[BEGIN Dataset records]

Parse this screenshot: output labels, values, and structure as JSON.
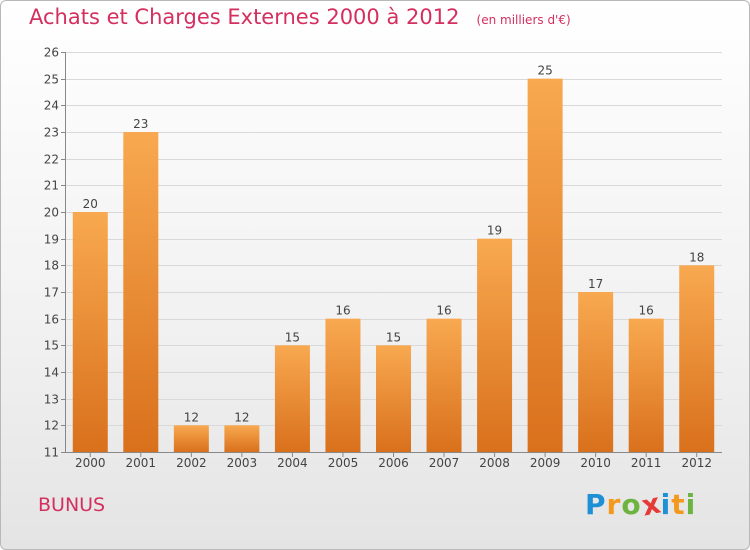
{
  "header": {
    "title": "Achats et Charges Externes 2000 à 2012",
    "subtitle": "(en milliers d'€)"
  },
  "footer": {
    "commune": "BUNUS",
    "brand": [
      "P",
      "r",
      "o",
      "x",
      "i",
      "t",
      "i"
    ],
    "brand_colors": [
      "#1e90d6",
      "#f39a1e",
      "#6cb33f",
      "#e53a36",
      "#1e90d6",
      "#f39a1e",
      "#6cb33f"
    ]
  },
  "chart_data": {
    "type": "bar",
    "title": "Achats et Charges Externes 2000 à 2012",
    "subtitle": "(en milliers d'€)",
    "categories": [
      "2000",
      "2001",
      "2002",
      "2003",
      "2004",
      "2005",
      "2006",
      "2007",
      "2008",
      "2009",
      "2010",
      "2011",
      "2012"
    ],
    "values": [
      20,
      23,
      12,
      12,
      15,
      16,
      15,
      16,
      19,
      25,
      17,
      16,
      18
    ],
    "ylim": [
      11,
      26
    ],
    "yticks": [
      11,
      12,
      13,
      14,
      15,
      16,
      17,
      18,
      19,
      20,
      21,
      22,
      23,
      24,
      25,
      26
    ],
    "grid": true,
    "bar_color_top": "#f8a950",
    "bar_color_bottom": "#d9701c"
  }
}
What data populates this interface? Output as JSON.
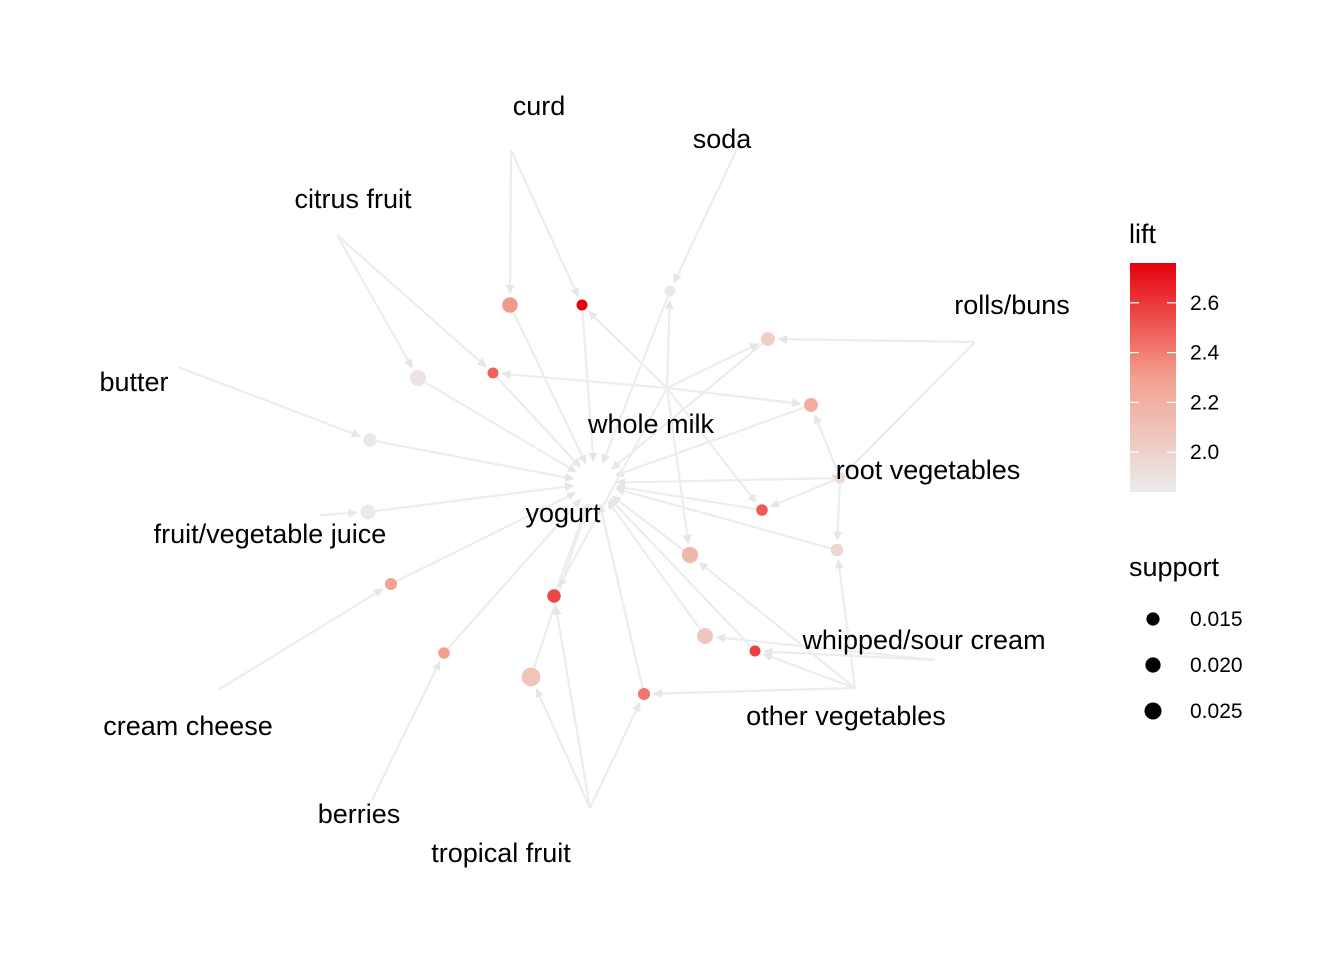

[END Dataset records]

Out of the preceding entries, pull every line containing the string "this".

▶ _Written reply_
Parse this screenshot: output labels, values, and structure as JSON.
What data populates this interface? Output as JSON.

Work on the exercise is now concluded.